What to do: Keep only the lines where "poland" appears.

Items from a dataset:
______

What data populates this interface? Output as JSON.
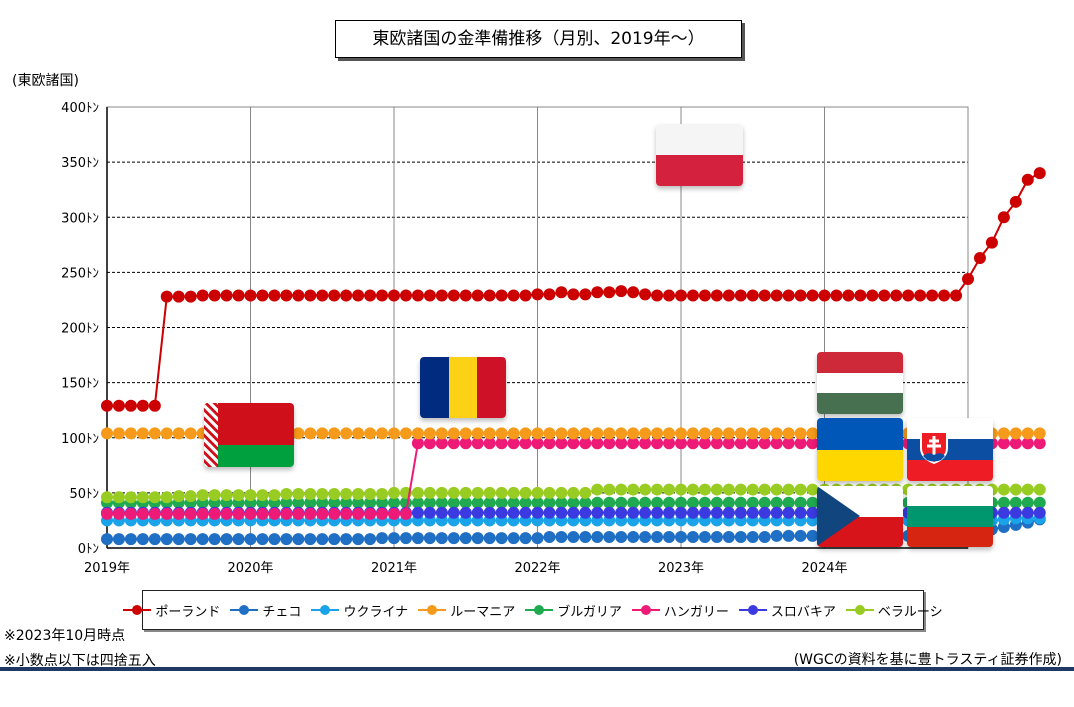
{
  "title": "東欧諸国の金準備推移（月別、2019年～）",
  "unit_label": "(東欧諸国)",
  "notes": [
    "※2023年10月時点",
    "※小数点以下は四捨五入"
  ],
  "source": "(WGCの資料を基に豊トラスティ証券作成)",
  "colors": {
    "poland": "#cc0000",
    "czech": "#1f6fc4",
    "ukraine": "#1aa3e8",
    "romania": "#f59a1a",
    "bulgaria": "#1faa50",
    "hungary": "#ee1a78",
    "slovakia": "#3a3ae0",
    "belarus": "#99cc22"
  },
  "flags": {
    "poland": "poland-flag",
    "romania": "romania-flag",
    "belarus": "belarus-flag",
    "hungary": "hungary-flag",
    "ukraine": "ukraine-flag",
    "slovakia": "slovakia-flag",
    "czech": "czech-flag",
    "bulgaria": "bulgaria-flag"
  },
  "chart_data": {
    "type": "line",
    "ylim": [
      0,
      400
    ],
    "yticks": [
      "0ﾄﾝ",
      "50ﾄﾝ",
      "100ﾄﾝ",
      "150ﾄﾝ",
      "200ﾄﾝ",
      "250ﾄﾝ",
      "300ﾄﾝ",
      "350ﾄﾝ",
      "400ﾄﾝ"
    ],
    "xticks": [
      "2019年",
      "2020年",
      "2021年",
      "2022年",
      "2023年",
      "2024年"
    ],
    "x_start": "2019-01",
    "x_end_axis": "2024-12",
    "grid": true,
    "legend_position": "bottom",
    "series": [
      {
        "key": "poland",
        "name": "ポーランド",
        "values": [
          129,
          129,
          129,
          129,
          129,
          228,
          228,
          228,
          229,
          229,
          229,
          229,
          229,
          229,
          229,
          229,
          229,
          229,
          229,
          229,
          229,
          229,
          229,
          229,
          229,
          229,
          229,
          229,
          229,
          229,
          229,
          229,
          229,
          229,
          229,
          229,
          230,
          230,
          232,
          230,
          230,
          232,
          232,
          233,
          232,
          230,
          229,
          229,
          229,
          229,
          229,
          229,
          229,
          229,
          229,
          229,
          229,
          229,
          229,
          229,
          229,
          229,
          229,
          229,
          229,
          229,
          229,
          229,
          229,
          229,
          229,
          229,
          244,
          263,
          277,
          300,
          314,
          334,
          340
        ]
      },
      {
        "key": "czech",
        "name": "チェコ",
        "values": [
          8,
          8,
          8,
          8,
          8,
          8,
          8,
          8,
          8,
          8,
          8,
          8,
          8,
          8,
          8,
          8,
          8,
          8,
          8,
          8,
          8,
          8,
          8,
          9,
          9,
          9,
          9,
          9,
          9,
          9,
          9,
          9,
          9,
          9,
          9,
          9,
          9,
          10,
          10,
          10,
          10,
          10,
          10,
          10,
          10,
          10,
          10,
          10,
          10,
          10,
          10,
          10,
          10,
          10,
          10,
          10,
          11,
          11,
          11,
          11,
          11,
          11,
          11,
          11,
          11,
          11,
          11,
          11,
          11,
          11,
          11,
          12,
          13,
          15,
          17,
          19,
          21,
          23,
          26
        ]
      },
      {
        "key": "ukraine",
        "name": "ウクライナ",
        "values": [
          25,
          25,
          25,
          25,
          25,
          25,
          25,
          25,
          25,
          25,
          25,
          25,
          25,
          25,
          25,
          25,
          25,
          25,
          25,
          25,
          25,
          25,
          25,
          25,
          25,
          25,
          25,
          25,
          25,
          25,
          25,
          25,
          25,
          25,
          25,
          25,
          25,
          25,
          25,
          25,
          25,
          25,
          25,
          25,
          25,
          25,
          25,
          25,
          25,
          25,
          25,
          25,
          25,
          25,
          25,
          25,
          25,
          25,
          25,
          25,
          25,
          25,
          25,
          25,
          25,
          25,
          25,
          25,
          25,
          25,
          25,
          25,
          25,
          25,
          25,
          26,
          27,
          27,
          27
        ]
      },
      {
        "key": "romania",
        "name": "ルーマニア",
        "values": [
          104,
          104,
          104,
          104,
          104,
          104,
          104,
          104,
          104,
          104,
          104,
          104,
          104,
          104,
          104,
          104,
          104,
          104,
          104,
          104,
          104,
          104,
          104,
          104,
          104,
          104,
          104,
          104,
          104,
          104,
          104,
          104,
          104,
          104,
          104,
          104,
          104,
          104,
          104,
          104,
          104,
          104,
          104,
          104,
          104,
          104,
          104,
          104,
          104,
          104,
          104,
          104,
          104,
          104,
          104,
          104,
          104,
          104,
          104,
          104,
          104,
          104,
          104,
          104,
          104,
          104,
          104,
          104,
          104,
          104,
          104,
          104,
          104,
          104,
          104,
          104,
          104,
          104,
          104
        ]
      },
      {
        "key": "bulgaria",
        "name": "ブルガリア",
        "values": [
          41,
          41,
          41,
          41,
          41,
          41,
          41,
          41,
          41,
          41,
          41,
          41,
          41,
          41,
          41,
          41,
          41,
          41,
          41,
          41,
          41,
          41,
          41,
          41,
          41,
          41,
          41,
          41,
          41,
          41,
          41,
          41,
          41,
          41,
          41,
          41,
          41,
          41,
          41,
          41,
          41,
          41,
          41,
          41,
          41,
          41,
          41,
          41,
          41,
          41,
          41,
          41,
          41,
          41,
          41,
          41,
          41,
          41,
          41,
          41,
          41,
          41,
          41,
          41,
          41,
          41,
          41,
          41,
          41,
          41,
          41,
          41,
          41,
          41,
          41,
          41,
          41,
          41,
          41
        ]
      },
      {
        "key": "hungary",
        "name": "ハンガリー",
        "values": [
          31,
          31,
          31,
          31,
          31,
          31,
          31,
          31,
          31,
          31,
          31,
          31,
          31,
          31,
          31,
          31,
          31,
          31,
          31,
          31,
          31,
          31,
          31,
          31,
          31,
          31,
          95,
          95,
          95,
          95,
          95,
          95,
          95,
          95,
          95,
          95,
          95,
          95,
          95,
          95,
          95,
          95,
          95,
          95,
          95,
          95,
          95,
          95,
          95,
          95,
          95,
          95,
          95,
          95,
          95,
          95,
          95,
          95,
          95,
          95,
          95,
          95,
          95,
          95,
          95,
          95,
          95,
          95,
          95,
          95,
          95,
          95,
          95,
          95,
          95,
          95,
          95,
          95,
          95
        ]
      },
      {
        "key": "slovakia",
        "name": "スロバキア",
        "values": [
          32,
          32,
          32,
          32,
          32,
          32,
          32,
          32,
          32,
          32,
          32,
          32,
          32,
          32,
          32,
          32,
          32,
          32,
          32,
          32,
          32,
          32,
          32,
          32,
          32,
          32,
          32,
          32,
          32,
          32,
          32,
          32,
          32,
          32,
          32,
          32,
          32,
          32,
          32,
          32,
          32,
          32,
          32,
          32,
          32,
          32,
          32,
          32,
          32,
          32,
          32,
          32,
          32,
          32,
          32,
          32,
          32,
          32,
          32,
          32,
          32,
          32,
          32,
          32,
          32,
          32,
          32,
          32,
          32,
          32,
          32,
          32,
          32,
          32,
          32,
          32,
          32,
          32,
          32
        ]
      },
      {
        "key": "belarus",
        "name": "ベラルーシ",
        "values": [
          46,
          46,
          46,
          46,
          46,
          46,
          47,
          47,
          48,
          48,
          48,
          48,
          48,
          48,
          48,
          49,
          49,
          49,
          49,
          49,
          49,
          49,
          49,
          49,
          50,
          50,
          50,
          50,
          50,
          50,
          50,
          50,
          50,
          50,
          50,
          50,
          50,
          50,
          50,
          50,
          50,
          53,
          53,
          53,
          53,
          53,
          53,
          53,
          53,
          53,
          53,
          53,
          53,
          53,
          53,
          53,
          53,
          53,
          53,
          53,
          53,
          53,
          53,
          53,
          53,
          53,
          53,
          53,
          53,
          53,
          53,
          53,
          53,
          53,
          53,
          53,
          53,
          53,
          53
        ]
      }
    ]
  }
}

______

Expected answer:
    "poland": "#cc0000",
    "poland": "poland-flag",
        "key": "poland",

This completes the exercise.